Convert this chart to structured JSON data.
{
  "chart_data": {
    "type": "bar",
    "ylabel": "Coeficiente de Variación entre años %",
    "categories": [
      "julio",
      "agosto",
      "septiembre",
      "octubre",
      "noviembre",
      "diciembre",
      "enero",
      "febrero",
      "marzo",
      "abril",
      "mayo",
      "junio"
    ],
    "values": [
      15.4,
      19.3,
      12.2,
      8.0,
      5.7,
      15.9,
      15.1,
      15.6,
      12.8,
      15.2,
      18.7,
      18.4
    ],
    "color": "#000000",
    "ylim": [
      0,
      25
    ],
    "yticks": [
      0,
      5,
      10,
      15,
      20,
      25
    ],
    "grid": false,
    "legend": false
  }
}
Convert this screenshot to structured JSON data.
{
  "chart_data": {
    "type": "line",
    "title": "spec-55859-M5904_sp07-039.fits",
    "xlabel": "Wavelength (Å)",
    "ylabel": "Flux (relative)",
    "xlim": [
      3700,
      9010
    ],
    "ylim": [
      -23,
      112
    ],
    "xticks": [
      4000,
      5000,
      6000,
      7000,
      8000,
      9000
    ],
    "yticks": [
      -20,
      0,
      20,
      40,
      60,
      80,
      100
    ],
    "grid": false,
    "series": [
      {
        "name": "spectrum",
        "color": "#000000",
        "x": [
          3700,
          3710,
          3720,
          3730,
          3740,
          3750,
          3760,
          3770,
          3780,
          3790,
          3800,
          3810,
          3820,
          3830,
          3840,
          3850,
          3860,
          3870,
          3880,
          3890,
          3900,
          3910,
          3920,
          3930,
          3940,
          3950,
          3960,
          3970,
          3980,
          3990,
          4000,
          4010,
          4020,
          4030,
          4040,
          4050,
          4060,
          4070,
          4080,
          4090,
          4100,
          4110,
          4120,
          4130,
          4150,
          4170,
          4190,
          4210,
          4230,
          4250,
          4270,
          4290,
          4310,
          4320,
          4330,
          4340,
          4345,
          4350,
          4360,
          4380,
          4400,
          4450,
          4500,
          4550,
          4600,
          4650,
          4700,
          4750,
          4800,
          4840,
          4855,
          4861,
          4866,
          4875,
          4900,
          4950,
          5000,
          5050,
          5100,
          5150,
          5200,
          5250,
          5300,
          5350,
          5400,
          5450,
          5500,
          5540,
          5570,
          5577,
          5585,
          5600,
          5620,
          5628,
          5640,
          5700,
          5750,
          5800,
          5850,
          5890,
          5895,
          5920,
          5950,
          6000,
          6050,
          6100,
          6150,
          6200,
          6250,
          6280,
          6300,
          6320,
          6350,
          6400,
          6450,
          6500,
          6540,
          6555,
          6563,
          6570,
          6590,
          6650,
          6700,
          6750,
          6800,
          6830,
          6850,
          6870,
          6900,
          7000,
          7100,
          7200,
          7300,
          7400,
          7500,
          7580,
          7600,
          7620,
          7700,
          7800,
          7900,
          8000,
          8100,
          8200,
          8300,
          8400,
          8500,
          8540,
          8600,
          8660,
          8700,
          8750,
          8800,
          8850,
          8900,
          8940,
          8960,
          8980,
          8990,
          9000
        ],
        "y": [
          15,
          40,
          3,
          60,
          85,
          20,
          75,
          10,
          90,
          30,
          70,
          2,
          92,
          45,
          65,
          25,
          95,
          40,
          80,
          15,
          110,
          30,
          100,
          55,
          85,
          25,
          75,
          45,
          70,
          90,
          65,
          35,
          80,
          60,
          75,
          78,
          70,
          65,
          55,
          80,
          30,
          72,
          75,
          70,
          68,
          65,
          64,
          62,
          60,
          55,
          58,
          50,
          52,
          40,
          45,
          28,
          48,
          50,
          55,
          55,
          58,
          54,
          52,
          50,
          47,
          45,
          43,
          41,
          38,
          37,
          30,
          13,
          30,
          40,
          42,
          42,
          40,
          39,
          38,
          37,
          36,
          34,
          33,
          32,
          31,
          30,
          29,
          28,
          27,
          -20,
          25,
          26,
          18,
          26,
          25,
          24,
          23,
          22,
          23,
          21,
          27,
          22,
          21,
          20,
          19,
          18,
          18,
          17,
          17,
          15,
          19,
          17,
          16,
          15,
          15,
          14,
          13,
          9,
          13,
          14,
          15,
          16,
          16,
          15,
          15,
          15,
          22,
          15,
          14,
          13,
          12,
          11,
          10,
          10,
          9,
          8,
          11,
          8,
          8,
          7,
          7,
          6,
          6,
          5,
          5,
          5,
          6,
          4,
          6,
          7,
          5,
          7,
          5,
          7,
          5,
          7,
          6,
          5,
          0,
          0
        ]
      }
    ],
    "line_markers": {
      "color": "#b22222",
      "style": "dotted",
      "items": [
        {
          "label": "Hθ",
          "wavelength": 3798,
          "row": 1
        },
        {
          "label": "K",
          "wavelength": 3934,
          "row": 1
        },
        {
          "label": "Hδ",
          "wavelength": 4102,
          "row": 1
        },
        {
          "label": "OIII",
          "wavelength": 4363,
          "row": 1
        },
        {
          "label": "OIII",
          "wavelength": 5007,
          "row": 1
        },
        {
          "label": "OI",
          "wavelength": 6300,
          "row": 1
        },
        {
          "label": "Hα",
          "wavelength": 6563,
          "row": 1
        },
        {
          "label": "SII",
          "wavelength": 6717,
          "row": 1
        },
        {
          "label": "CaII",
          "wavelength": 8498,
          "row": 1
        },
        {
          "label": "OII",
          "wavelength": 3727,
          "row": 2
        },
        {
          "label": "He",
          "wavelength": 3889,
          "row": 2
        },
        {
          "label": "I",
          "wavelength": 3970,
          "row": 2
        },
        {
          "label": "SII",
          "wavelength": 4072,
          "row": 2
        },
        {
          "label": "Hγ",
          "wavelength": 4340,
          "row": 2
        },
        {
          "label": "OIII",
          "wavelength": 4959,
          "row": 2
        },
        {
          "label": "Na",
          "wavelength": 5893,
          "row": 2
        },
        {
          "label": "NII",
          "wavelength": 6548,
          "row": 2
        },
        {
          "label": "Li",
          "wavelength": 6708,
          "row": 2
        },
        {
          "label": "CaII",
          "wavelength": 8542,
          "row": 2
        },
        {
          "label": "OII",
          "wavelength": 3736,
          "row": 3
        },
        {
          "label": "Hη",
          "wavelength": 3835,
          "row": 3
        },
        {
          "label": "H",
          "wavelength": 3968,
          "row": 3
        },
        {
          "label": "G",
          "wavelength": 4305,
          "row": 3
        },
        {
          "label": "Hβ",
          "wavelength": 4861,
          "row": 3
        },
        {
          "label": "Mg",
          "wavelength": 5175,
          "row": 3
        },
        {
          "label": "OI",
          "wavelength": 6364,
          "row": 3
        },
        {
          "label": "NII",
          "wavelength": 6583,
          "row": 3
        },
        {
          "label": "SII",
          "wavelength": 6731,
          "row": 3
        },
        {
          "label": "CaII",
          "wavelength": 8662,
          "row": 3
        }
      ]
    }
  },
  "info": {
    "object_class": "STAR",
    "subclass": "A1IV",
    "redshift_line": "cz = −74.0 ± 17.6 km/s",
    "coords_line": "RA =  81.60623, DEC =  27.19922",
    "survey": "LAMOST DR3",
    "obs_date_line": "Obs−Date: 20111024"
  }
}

> [Task details]: Check each line of the entries for the string "color". Copy the lines that have it.

> [Result]:
    "color": "#000000",
        "color": "#000000",
      "color": "#b22222",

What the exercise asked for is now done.